Lines containing the word "puede" are the ones to copy from the records below.

# Supplied data:
=-=-=

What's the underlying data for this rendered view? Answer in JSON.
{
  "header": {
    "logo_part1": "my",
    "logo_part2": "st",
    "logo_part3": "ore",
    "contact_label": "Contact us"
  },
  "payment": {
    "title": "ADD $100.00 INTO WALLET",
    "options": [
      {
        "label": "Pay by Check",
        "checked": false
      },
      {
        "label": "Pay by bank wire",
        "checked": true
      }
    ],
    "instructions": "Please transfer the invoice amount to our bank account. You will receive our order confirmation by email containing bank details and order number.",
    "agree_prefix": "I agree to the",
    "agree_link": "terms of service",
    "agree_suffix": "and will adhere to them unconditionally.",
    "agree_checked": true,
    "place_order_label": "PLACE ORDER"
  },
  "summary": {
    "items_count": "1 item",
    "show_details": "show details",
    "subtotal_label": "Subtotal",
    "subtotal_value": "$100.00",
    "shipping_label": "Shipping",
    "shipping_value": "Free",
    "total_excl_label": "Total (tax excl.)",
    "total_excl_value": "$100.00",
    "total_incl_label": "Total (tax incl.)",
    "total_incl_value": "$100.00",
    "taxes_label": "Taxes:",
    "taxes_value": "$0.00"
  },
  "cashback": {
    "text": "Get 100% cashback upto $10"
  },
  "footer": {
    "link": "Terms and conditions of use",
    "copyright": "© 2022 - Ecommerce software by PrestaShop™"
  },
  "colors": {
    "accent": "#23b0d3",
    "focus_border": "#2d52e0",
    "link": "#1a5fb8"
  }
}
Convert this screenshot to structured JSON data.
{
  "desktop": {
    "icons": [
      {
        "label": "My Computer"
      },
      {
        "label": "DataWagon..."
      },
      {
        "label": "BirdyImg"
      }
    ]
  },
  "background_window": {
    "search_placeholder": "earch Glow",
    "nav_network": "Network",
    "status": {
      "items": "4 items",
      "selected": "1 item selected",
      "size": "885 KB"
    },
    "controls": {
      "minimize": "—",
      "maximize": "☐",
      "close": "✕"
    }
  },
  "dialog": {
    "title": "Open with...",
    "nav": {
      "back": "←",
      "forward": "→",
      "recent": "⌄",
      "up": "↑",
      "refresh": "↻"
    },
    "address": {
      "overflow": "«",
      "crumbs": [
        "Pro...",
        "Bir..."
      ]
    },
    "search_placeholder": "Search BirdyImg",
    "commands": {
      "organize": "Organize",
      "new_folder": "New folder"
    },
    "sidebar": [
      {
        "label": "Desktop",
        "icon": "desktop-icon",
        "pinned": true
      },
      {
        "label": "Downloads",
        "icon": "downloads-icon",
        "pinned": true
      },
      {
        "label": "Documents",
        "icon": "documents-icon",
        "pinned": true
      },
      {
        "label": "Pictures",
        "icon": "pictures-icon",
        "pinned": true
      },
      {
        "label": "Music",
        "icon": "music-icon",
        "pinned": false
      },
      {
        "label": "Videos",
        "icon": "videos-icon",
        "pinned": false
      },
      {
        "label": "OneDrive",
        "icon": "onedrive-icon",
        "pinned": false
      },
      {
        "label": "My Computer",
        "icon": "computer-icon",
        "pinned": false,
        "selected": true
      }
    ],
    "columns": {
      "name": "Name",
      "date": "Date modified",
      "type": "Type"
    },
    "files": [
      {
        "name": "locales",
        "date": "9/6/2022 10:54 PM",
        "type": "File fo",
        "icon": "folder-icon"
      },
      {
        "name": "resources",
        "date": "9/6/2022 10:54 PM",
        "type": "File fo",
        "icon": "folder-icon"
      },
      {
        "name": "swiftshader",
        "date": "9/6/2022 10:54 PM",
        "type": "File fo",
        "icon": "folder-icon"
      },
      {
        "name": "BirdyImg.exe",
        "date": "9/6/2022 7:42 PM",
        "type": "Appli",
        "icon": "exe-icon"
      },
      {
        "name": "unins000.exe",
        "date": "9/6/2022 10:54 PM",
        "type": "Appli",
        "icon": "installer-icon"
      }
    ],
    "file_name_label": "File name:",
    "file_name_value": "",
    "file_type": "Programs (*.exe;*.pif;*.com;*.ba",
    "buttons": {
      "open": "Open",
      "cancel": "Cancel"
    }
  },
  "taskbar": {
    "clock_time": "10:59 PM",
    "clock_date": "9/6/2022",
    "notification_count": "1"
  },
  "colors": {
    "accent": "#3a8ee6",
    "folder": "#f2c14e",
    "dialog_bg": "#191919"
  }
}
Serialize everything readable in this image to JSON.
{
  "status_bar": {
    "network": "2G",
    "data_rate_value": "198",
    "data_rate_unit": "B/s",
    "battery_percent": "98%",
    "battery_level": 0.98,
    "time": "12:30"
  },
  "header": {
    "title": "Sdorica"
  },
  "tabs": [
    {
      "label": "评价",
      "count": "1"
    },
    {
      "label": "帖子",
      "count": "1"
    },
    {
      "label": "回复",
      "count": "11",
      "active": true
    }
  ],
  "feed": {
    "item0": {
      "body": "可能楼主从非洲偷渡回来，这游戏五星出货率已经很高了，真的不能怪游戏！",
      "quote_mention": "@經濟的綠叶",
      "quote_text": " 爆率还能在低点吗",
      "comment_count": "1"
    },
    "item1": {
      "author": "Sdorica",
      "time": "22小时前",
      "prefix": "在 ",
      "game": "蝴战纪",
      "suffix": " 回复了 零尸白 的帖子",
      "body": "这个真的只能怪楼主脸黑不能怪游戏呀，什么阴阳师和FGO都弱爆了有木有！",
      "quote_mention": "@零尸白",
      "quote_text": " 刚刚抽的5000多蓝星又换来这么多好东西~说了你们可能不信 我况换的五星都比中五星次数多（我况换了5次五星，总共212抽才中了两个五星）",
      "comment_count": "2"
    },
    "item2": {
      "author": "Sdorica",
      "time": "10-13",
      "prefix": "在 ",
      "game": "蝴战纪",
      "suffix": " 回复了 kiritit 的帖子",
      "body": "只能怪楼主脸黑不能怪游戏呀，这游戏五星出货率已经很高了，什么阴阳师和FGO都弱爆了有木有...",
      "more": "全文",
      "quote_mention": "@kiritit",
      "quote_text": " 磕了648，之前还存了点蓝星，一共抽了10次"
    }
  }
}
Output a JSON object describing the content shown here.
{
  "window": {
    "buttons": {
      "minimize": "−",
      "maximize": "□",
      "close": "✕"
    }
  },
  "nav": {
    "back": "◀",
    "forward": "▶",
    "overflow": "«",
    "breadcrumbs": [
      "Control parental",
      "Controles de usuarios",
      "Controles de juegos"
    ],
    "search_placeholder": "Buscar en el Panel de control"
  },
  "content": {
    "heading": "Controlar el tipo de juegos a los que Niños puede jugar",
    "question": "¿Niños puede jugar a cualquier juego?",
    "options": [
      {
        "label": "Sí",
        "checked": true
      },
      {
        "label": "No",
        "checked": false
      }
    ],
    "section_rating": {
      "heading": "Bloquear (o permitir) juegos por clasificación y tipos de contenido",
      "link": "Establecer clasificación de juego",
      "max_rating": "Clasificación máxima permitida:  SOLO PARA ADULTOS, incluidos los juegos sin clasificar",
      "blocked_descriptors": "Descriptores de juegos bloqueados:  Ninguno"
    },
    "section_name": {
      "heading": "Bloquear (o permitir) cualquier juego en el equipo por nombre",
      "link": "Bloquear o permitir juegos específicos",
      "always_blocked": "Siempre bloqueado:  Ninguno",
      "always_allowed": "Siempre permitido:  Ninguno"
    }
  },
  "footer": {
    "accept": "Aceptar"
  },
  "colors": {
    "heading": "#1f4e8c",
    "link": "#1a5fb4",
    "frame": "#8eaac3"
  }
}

=-=-=

# Correct result:
    "heading": "Controlar el tipo de juegos a los que Niños puede jugar",
    "question": "¿Niños puede jugar a cualquier juego?",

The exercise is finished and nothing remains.